TASK GOAL :: Find the word "change" in the data. Return every line where it appears.

DATA FOR THIS TASK ::
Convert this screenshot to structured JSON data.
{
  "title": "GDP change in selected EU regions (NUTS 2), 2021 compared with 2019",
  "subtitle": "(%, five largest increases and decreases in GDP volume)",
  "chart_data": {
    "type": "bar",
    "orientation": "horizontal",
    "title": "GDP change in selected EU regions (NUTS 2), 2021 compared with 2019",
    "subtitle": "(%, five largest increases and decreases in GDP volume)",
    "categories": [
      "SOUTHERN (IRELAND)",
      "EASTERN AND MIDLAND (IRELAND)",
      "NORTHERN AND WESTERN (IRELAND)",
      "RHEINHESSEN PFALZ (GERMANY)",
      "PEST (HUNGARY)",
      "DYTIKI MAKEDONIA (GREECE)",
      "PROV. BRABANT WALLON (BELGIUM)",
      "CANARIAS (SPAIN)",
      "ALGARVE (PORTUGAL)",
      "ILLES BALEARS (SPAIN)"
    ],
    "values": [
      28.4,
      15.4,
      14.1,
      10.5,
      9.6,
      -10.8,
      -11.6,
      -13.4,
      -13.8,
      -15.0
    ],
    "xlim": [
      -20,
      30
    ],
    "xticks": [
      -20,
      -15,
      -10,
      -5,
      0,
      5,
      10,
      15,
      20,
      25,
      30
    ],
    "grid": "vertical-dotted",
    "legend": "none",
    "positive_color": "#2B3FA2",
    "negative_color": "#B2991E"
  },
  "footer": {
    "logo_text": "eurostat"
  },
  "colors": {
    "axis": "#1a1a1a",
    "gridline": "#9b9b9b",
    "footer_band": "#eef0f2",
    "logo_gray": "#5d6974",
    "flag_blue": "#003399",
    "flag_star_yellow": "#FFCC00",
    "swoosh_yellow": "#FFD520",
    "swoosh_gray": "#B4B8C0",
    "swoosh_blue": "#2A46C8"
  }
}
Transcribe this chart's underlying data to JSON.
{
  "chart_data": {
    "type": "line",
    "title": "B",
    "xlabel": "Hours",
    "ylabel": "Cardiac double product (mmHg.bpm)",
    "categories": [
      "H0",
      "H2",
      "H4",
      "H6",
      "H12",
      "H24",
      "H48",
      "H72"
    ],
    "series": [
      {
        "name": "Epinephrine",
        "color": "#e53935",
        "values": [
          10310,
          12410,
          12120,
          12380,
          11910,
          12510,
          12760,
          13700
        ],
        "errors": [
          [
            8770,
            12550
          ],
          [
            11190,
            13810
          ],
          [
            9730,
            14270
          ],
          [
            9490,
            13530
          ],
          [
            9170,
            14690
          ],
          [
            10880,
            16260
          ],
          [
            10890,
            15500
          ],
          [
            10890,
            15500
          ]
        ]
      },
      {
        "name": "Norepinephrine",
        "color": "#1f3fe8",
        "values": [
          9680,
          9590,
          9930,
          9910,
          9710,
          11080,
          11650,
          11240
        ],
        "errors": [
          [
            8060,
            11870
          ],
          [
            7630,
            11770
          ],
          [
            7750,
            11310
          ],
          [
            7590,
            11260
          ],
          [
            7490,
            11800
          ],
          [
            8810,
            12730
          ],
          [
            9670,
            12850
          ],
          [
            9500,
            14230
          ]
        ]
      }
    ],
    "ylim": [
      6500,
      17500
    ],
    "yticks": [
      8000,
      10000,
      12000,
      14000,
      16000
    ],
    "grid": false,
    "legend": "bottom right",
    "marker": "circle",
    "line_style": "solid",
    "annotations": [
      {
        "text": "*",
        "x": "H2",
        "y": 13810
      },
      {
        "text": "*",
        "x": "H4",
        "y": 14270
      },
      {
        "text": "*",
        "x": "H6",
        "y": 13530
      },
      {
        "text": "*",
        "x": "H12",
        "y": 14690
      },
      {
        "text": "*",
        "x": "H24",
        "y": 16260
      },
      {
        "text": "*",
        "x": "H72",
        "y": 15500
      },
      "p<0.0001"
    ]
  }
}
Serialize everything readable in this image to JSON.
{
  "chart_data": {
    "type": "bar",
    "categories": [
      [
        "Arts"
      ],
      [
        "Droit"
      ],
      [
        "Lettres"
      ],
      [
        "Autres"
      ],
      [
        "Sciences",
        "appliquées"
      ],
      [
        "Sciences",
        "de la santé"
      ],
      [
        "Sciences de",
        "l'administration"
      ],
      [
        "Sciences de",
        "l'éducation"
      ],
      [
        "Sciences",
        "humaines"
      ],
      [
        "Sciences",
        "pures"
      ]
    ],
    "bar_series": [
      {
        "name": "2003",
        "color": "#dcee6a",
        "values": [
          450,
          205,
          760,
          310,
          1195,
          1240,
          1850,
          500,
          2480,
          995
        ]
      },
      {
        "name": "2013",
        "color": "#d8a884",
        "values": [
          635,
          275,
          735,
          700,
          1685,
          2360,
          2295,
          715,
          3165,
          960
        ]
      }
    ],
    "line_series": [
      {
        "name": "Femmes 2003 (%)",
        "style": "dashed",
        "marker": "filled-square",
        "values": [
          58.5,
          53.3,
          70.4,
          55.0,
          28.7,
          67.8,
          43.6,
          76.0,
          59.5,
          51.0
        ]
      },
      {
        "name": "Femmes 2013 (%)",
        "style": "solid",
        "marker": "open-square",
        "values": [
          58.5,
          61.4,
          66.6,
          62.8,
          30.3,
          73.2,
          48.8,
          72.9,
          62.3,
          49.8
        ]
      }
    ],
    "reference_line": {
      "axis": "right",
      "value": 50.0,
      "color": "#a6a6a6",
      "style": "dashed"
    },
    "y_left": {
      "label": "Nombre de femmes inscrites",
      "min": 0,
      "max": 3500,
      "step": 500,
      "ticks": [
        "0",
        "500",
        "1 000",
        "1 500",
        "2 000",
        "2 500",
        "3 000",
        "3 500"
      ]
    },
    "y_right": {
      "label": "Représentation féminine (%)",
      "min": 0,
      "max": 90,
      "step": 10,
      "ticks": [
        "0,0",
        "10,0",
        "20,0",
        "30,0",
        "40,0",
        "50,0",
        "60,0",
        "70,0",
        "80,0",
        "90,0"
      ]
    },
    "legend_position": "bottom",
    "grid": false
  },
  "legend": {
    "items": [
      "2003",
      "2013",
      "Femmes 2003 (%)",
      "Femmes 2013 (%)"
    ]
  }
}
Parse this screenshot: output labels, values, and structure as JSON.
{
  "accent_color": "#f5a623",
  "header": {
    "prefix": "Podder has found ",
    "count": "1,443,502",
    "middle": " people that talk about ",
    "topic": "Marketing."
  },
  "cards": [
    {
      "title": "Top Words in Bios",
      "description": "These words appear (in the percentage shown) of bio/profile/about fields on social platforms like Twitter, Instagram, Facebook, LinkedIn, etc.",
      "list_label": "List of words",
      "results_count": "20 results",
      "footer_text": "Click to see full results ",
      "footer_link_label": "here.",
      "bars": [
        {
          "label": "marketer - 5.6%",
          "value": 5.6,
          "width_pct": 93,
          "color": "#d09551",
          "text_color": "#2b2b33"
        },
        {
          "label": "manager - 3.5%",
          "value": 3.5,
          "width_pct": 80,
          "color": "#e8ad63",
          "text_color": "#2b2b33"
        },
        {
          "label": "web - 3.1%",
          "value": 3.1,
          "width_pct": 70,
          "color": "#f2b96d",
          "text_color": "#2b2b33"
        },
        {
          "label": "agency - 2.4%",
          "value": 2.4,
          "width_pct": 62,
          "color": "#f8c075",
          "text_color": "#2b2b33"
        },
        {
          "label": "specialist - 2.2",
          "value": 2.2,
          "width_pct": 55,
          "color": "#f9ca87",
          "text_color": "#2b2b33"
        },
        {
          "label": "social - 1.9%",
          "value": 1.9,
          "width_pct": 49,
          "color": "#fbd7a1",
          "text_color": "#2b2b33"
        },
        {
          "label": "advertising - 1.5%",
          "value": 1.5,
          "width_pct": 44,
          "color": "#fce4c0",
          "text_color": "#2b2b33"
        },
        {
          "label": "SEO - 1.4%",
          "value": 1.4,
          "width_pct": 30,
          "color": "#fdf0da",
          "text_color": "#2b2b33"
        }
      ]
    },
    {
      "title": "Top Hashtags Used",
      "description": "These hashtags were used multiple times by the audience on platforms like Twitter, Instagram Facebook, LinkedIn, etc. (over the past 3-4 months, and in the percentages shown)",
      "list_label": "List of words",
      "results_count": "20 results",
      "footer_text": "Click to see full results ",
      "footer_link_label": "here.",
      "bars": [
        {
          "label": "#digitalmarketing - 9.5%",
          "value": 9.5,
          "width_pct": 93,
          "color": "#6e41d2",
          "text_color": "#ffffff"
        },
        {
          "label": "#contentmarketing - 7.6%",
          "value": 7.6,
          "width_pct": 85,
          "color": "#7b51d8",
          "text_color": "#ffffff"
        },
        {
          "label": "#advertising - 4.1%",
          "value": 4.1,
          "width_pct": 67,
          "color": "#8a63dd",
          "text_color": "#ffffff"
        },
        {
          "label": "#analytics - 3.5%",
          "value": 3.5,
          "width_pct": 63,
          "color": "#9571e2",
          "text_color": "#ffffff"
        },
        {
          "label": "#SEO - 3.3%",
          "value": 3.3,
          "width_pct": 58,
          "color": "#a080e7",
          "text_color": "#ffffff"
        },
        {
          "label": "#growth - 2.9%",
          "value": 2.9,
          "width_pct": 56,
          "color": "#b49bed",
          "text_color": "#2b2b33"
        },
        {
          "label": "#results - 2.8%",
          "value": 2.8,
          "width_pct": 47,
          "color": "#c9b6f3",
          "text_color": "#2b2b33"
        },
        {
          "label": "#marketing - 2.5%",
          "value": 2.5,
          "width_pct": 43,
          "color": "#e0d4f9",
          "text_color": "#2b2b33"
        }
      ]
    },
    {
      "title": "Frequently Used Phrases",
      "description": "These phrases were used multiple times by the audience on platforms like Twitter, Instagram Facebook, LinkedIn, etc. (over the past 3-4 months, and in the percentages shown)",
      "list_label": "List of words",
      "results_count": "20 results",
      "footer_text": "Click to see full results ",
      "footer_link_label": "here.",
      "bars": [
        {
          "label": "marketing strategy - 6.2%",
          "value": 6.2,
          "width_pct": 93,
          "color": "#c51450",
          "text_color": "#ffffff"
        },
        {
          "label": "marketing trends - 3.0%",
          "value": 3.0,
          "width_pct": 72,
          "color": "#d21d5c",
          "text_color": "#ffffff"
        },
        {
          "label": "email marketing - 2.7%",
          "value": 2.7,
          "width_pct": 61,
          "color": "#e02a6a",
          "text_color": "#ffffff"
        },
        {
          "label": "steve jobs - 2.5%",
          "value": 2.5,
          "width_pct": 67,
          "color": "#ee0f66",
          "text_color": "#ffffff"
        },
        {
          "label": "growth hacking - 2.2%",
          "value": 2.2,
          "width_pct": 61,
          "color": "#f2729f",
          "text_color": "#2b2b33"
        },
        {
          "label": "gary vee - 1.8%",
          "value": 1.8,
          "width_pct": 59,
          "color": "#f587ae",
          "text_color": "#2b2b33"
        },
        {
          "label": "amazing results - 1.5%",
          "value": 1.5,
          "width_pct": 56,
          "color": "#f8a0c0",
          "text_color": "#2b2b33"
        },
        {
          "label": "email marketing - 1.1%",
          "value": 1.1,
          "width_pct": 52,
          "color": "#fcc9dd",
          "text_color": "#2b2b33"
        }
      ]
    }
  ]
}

PROBLEM SOLUTION ::
  "title": "GDP change in selected EU regions (NUTS 2), 2021 compared with 2019",
    "title": "GDP change in selected EU regions (NUTS 2), 2021 compared with 2019",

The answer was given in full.